GIVEN INSTRUCTION >>
Set the listing down unchanged, minus every embedded image.

EXCERPTED DATA >>

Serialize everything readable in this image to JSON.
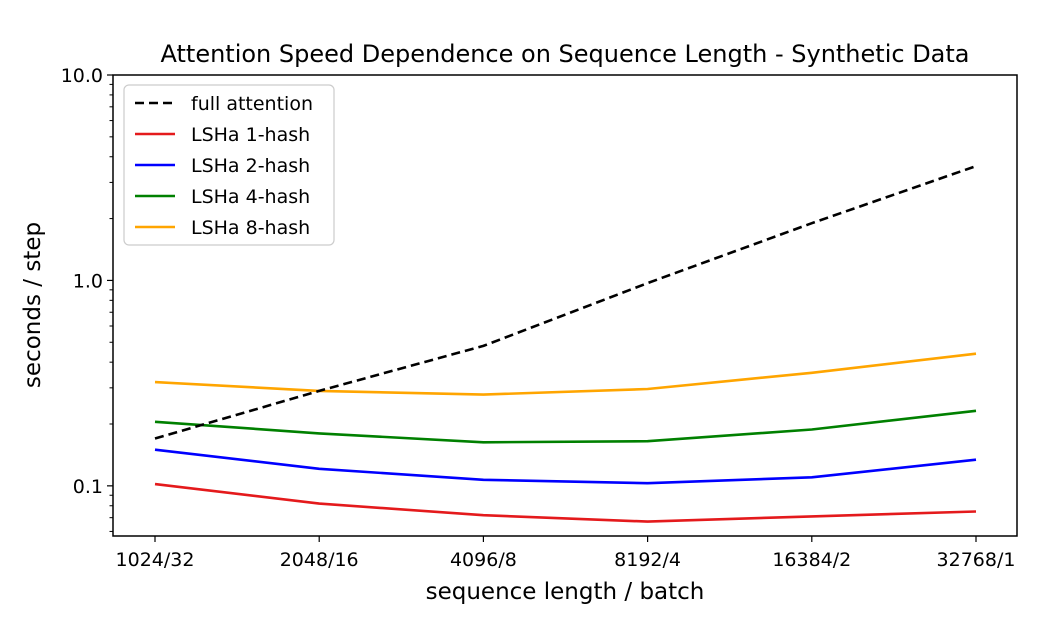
{
  "chart_data": {
    "type": "line",
    "title": "Attention Speed Dependence on Sequence Length - Synthetic Data",
    "xlabel": "sequence length / batch",
    "ylabel": "seconds / step",
    "yscale": "log",
    "ylim": [
      0.057,
      10.0
    ],
    "yticks": [
      "0.1",
      "1.0",
      "10.0"
    ],
    "categories": [
      "1024/32",
      "2048/16",
      "4096/8",
      "8192/4",
      "16384/2",
      "32768/1"
    ],
    "grid": false,
    "legend_position": "top-left",
    "series": [
      {
        "name": "full attention",
        "color": "#000000",
        "dash": true,
        "values": [
          0.17,
          0.29,
          0.48,
          0.97,
          1.9,
          3.6
        ]
      },
      {
        "name": "LSHa 1-hash",
        "color": "#e41a1c",
        "dash": false,
        "values": [
          0.102,
          0.082,
          0.072,
          0.067,
          0.071,
          0.075
        ]
      },
      {
        "name": "LSHa 2-hash",
        "color": "#0000ff",
        "dash": false,
        "values": [
          0.15,
          0.121,
          0.107,
          0.103,
          0.11,
          0.134
        ]
      },
      {
        "name": "LSHa 4-hash",
        "color": "#008000",
        "dash": false,
        "values": [
          0.205,
          0.18,
          0.163,
          0.165,
          0.188,
          0.232
        ]
      },
      {
        "name": "LSHa 8-hash",
        "color": "#ffa500",
        "dash": false,
        "values": [
          0.32,
          0.29,
          0.278,
          0.296,
          0.355,
          0.44
        ]
      }
    ]
  }
}
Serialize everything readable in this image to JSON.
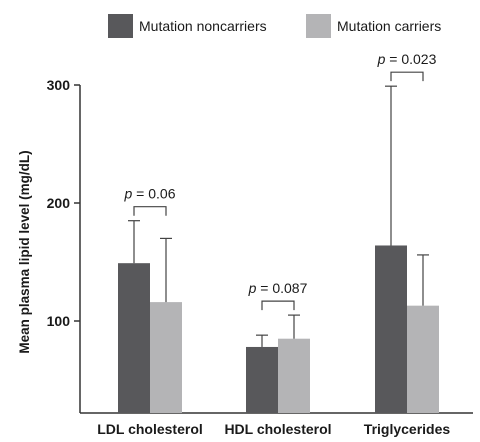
{
  "chart_data": {
    "type": "bar",
    "ylabel": "Mean plasma lipid level (mg/dL)",
    "categories": [
      "LDL cholesterol",
      "HDL cholesterol",
      "Triglycerides"
    ],
    "series": [
      {
        "name": "Mutation noncarriers",
        "color": "#58585b",
        "values": [
          149,
          78,
          164
        ],
        "error_upper": [
          185,
          88,
          299
        ]
      },
      {
        "name": "Mutation carriers",
        "color": "#b4b4b6",
        "values": [
          116,
          85,
          113
        ],
        "error_upper": [
          170,
          105,
          156
        ]
      }
    ],
    "yticks": [
      100,
      200,
      300
    ],
    "ylim": [
      55,
      325
    ],
    "legend": "top",
    "grid": false,
    "annotations": [
      {
        "category": "LDL cholesterol",
        "label_prefix": "p",
        "label_value": " = 0.06"
      },
      {
        "category": "HDL cholesterol",
        "label_prefix": "p",
        "label_value": " = 0.087"
      },
      {
        "category": "Triglycerides",
        "label_prefix": "p",
        "label_value": " = 0.023"
      }
    ]
  }
}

CORRECT RESULT >>
Serialize everything readable in this image to JSON.
{
  "chart_data": {
    "type": "line",
    "title": "Attention Speed Dependence on Sequence Length - Synthetic Data",
    "xlabel": "sequence length / batch",
    "ylabel": "seconds / step",
    "yscale": "log",
    "ylim": [
      0.057,
      10.0
    ],
    "yticks": [
      "0.1",
      "1.0",
      "10.0"
    ],
    "categories": [
      "1024/32",
      "2048/16",
      "4096/8",
      "8192/4",
      "16384/2",
      "32768/1"
    ],
    "grid": false,
    "legend_position": "top-left",
    "series": [
      {
        "name": "full attention",
        "color": "#000000",
        "dash": true,
        "values": [
          0.17,
          0.29,
          0.48,
          0.97,
          1.9,
          3.6
        ]
      },
      {
        "name": "LSHa 1-hash",
        "color": "#e41a1c",
        "dash": false,
        "values": [
          0.102,
          0.082,
          0.072,
          0.067,
          0.071,
          0.075
        ]
      },
      {
        "name": "LSHa 2-hash",
        "color": "#0000ff",
        "dash": false,
        "values": [
          0.15,
          0.121,
          0.107,
          0.103,
          0.11,
          0.134
        ]
      },
      {
        "name": "LSHa 4-hash",
        "color": "#008000",
        "dash": false,
        "values": [
          0.205,
          0.18,
          0.163,
          0.165,
          0.188,
          0.232
        ]
      },
      {
        "name": "LSHa 8-hash",
        "color": "#ffa500",
        "dash": false,
        "values": [
          0.32,
          0.29,
          0.278,
          0.296,
          0.355,
          0.44
        ]
      }
    ]
  }
}
Serialize everything readable in this image to JSON.
{
  "chart_data": {
    "type": "bar",
    "ylabel": "Mean plasma lipid level (mg/dL)",
    "categories": [
      "LDL cholesterol",
      "HDL cholesterol",
      "Triglycerides"
    ],
    "series": [
      {
        "name": "Mutation noncarriers",
        "color": "#58585b",
        "values": [
          149,
          78,
          164
        ],
        "error_upper": [
          185,
          88,
          299
        ]
      },
      {
        "name": "Mutation carriers",
        "color": "#b4b4b6",
        "values": [
          116,
          85,
          113
        ],
        "error_upper": [
          170,
          105,
          156
        ]
      }
    ],
    "yticks": [
      100,
      200,
      300
    ],
    "ylim": [
      55,
      325
    ],
    "legend": "top",
    "grid": false,
    "annotations": [
      {
        "category": "LDL cholesterol",
        "label_prefix": "p",
        "label_value": " = 0.06"
      },
      {
        "category": "HDL cholesterol",
        "label_prefix": "p",
        "label_value": " = 0.087"
      },
      {
        "category": "Triglycerides",
        "label_prefix": "p",
        "label_value": " = 0.023"
      }
    ]
  }
}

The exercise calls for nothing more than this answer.